**** ENTRIES SHOWN ****
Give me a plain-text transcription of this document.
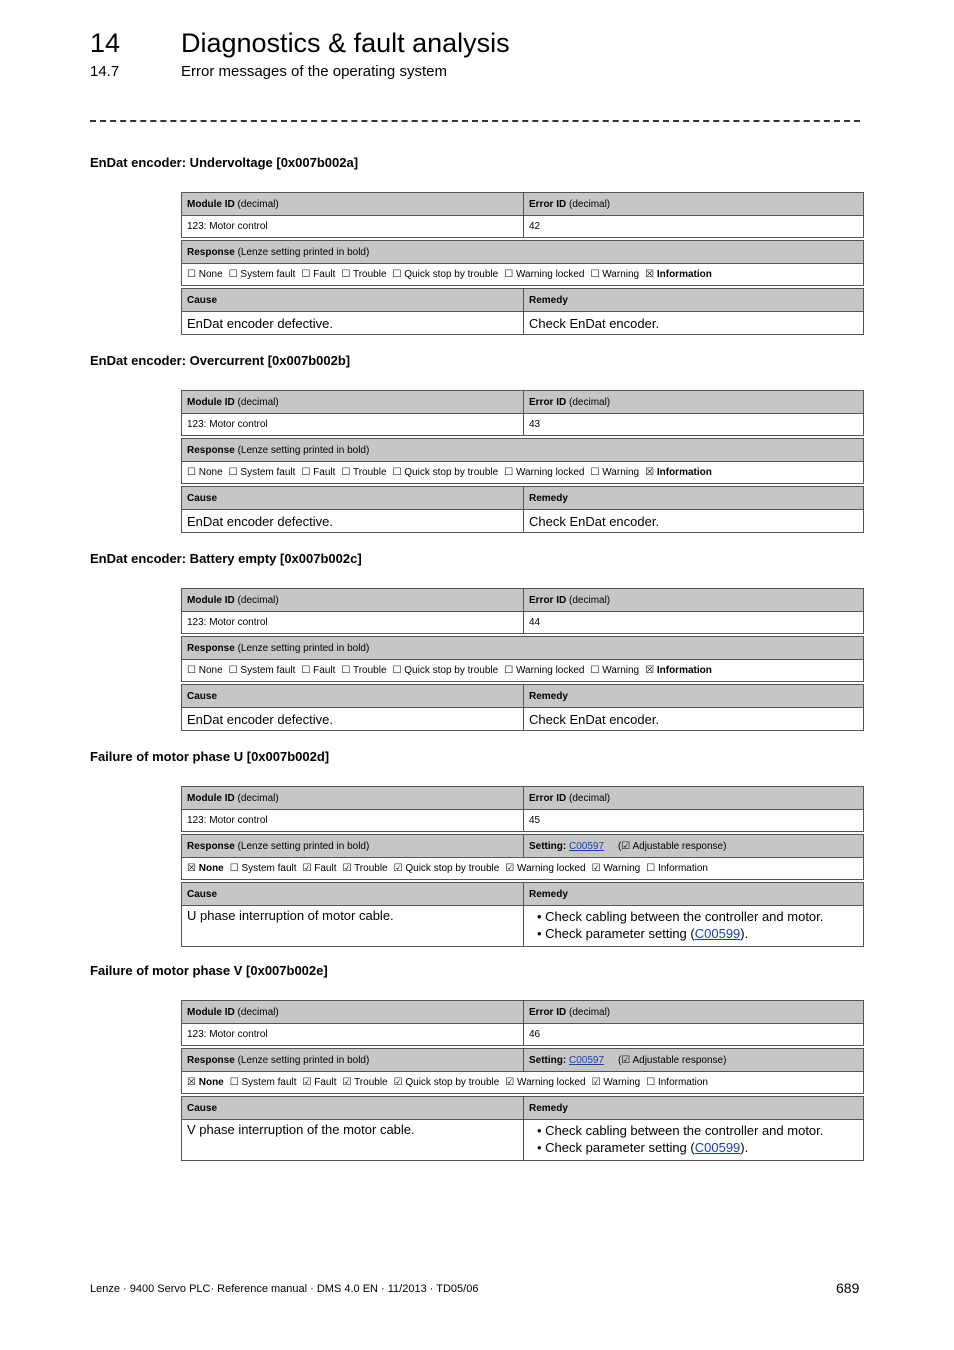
14 Diagnostics & fault analysis
14.7	Error messages of the operating system
EnDat encoder: Undervoltage [0x007b002a]
Module ID (decimal)	Error ID (decimal)
123: Motor control	42
Response (Lenze setting printed in bold)
☐ None ☐ System fault ☐ Fault ☐ Trouble ☐ Quick stop by trouble ☐ Warning locked ☐ Warning ☒ Information
Cause	Remedy
EnDat encoder defective.	Check EnDat encoder.
EnDat encoder: Overcurrent [0x007b002b]
Module ID (decimal)	Error ID (decimal)
123: Motor control	43
Response (Lenze setting printed in bold)
☐ None ☐ System fault ☐ Fault ☐ Trouble ☐ Quick stop by trouble ☐ Warning locked ☐ Warning ☒ Information
Cause	Remedy
EnDat encoder defective.	Check EnDat encoder.
EnDat encoder: Battery empty [0x007b002c]
Module ID (decimal)	Error ID (decimal)
123: Motor control	44
Response (Lenze setting printed in bold)
☐ None ☐ System fault ☐ Fault ☐ Trouble ☐ Quick stop by trouble ☐ Warning locked ☐ Warning ☒ Information
Cause	Remedy
EnDat encoder defective.	Check EnDat encoder.
Failure of motor phase U [0x007b002d]
Module ID (decimal)	Error ID (decimal)
123: Motor control	45
Response (Lenze setting printed in bold)	Setting: C00597 (☑ Adjustable response)
☒ None ☐ System fault ☑ Fault ☑ Trouble ☑ Quick stop by trouble ☑ Warning locked ☑ Warning ☐ Information
Cause	Remedy
U phase interruption of motor cable.	• Check cabling between the controller and motor.
• Check parameter setting (C00599).
Failure of motor phase V [0x007b002e]
Module ID (decimal)	Error ID (decimal)
123: Motor control	46
Response (Lenze setting printed in bold)	Setting: C00597 (☑ Adjustable response)
☒ None ☐ System fault ☑ Fault ☑ Trouble ☑ Quick stop by trouble ☑ Warning locked ☑ Warning ☐ Information
Cause	Remedy
V phase interruption of the motor cable.	• Check cabling between the controller and motor.
• Check parameter setting (C00599).
Lenze · 9400 Servo PLC· Reference manual · DMS 4.0 EN · 11/2013 · TD05/06	689
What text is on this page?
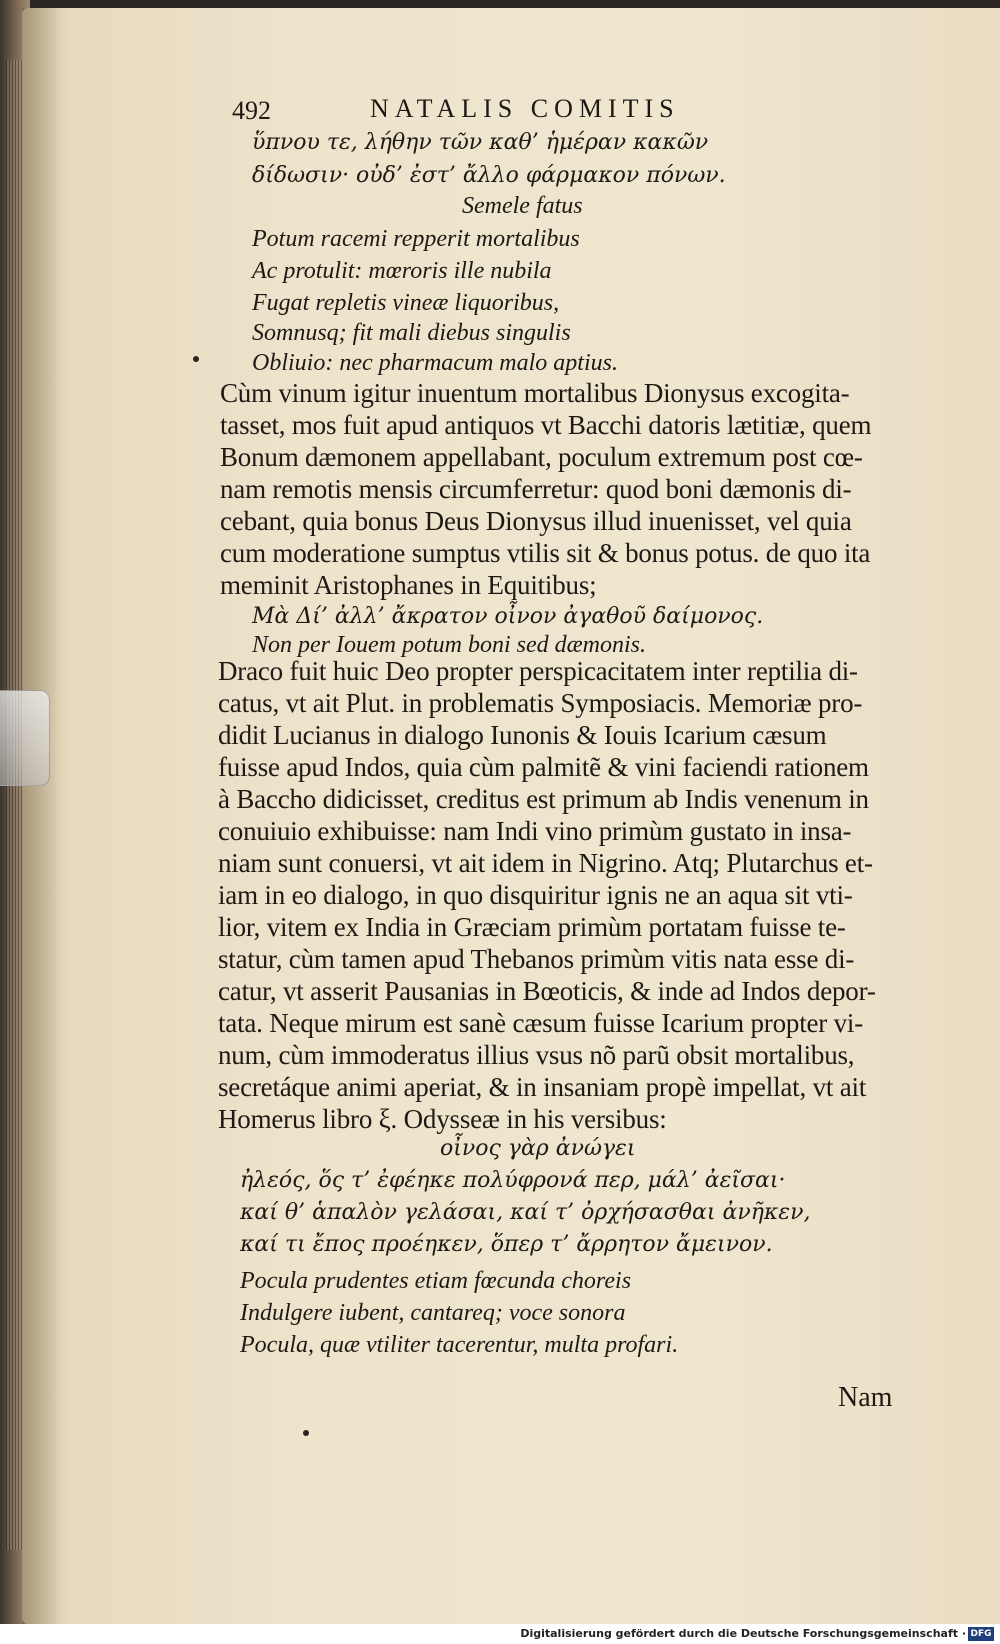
492	NATALIS COMITIS
ὕπνου τε, λήθην τῶν καθ’ ἡμέραν κακῶν
δίδωσιν· οὐδ’ ἐστ’ ἄλλο φάρμακον πόνων.
Semele fatus
Potum racemi repperit mortalibus
Ac protulit: mœroris ille nubila
Fugat repletis vineæ liquoribus,
Somnusq; fit mali diebus singulis
Obliuio: nec pharmacum malo aptius.
Cùm vinum igitur inuentum mortalibus Dionysus excogita-
tasset, mos fuit apud antiquos vt Bacchi datoris lætitiæ, quem
Bonum dæmonem appellabant, poculum extremum post cœ-
nam remotis mensis circumferretur: quod boni dæmonis di-
cebant, quia bonus Deus Dionysus illud inuenisset, vel quia
cum moderatione sumptus vtilis sit & bonus potus. de quo ita
meminit Aristophanes in Equitibus;
Μὰ Δί’ ἀλλ’ ἄκρατον οἶνον ἀγαθοῦ δαίμονος.
Non per Iouem potum boni sed dæmonis.
Draco fuit huic Deo propter perspicacitatem inter reptilia di-
catus, vt ait Plut. in problematis Symposiacis. Memoriæ pro-
didit Lucianus in dialogo Iunonis & Iouis Icarium cæsum
fuisse apud Indos, quia cùm palmitẽ & vini faciendi rationem
à Baccho didicisset, creditus est primum ab Indis venenum in
conuiuio exhibuisse: nam Indi vino primùm gustato in insa-
niam sunt conuersi, vt ait idem in Nigrino. Atq; Plutarchus et-
iam in eo dialogo, in quo disquiritur ignis ne an aqua sit vti-
lior, vitem ex India in Græciam primùm portatam fuisse te-
statur, cùm tamen apud Thebanos primùm vitis nata esse di-
catur, vt asserit Pausanias in Bœoticis, & inde ad Indos depor-
tata. Neque mirum est sanè cæsum fuisse Icarium propter vi-
num, cùm immoderatus illius vsus nõ parũ obsit mortalibus,
secretáque animi aperiat, & in insaniam propè impellat, vt ait
Homerus libro ξ. Odysseæ in his versibus:
οἶνος γὰρ ἀνώγει
ἠλεός, ὅς τ’ ἐφέηκε πολύφρονά περ, μάλ’ ἀεῖσαι·
καί θ’ ἁπαλὸν γελάσαι, καί τ’ ὀρχήσασθαι ἀνῆκεν,
καί τι ἔπος προέηκεν, ὅπερ τ’ ἄρρητον ἄμεινον.
Pocula prudentes etiam fœcunda choreis
Indulgere iubent, cantareq; voce sonora
Pocula, quæ vtiliter tacerentur, multa profari.
Nam
Digitalisierung gefördert durch die Deutsche Forschungsgemeinschaft · DFG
****
What is the number of lines above that contain the string "between"? Answer with the number alone.

2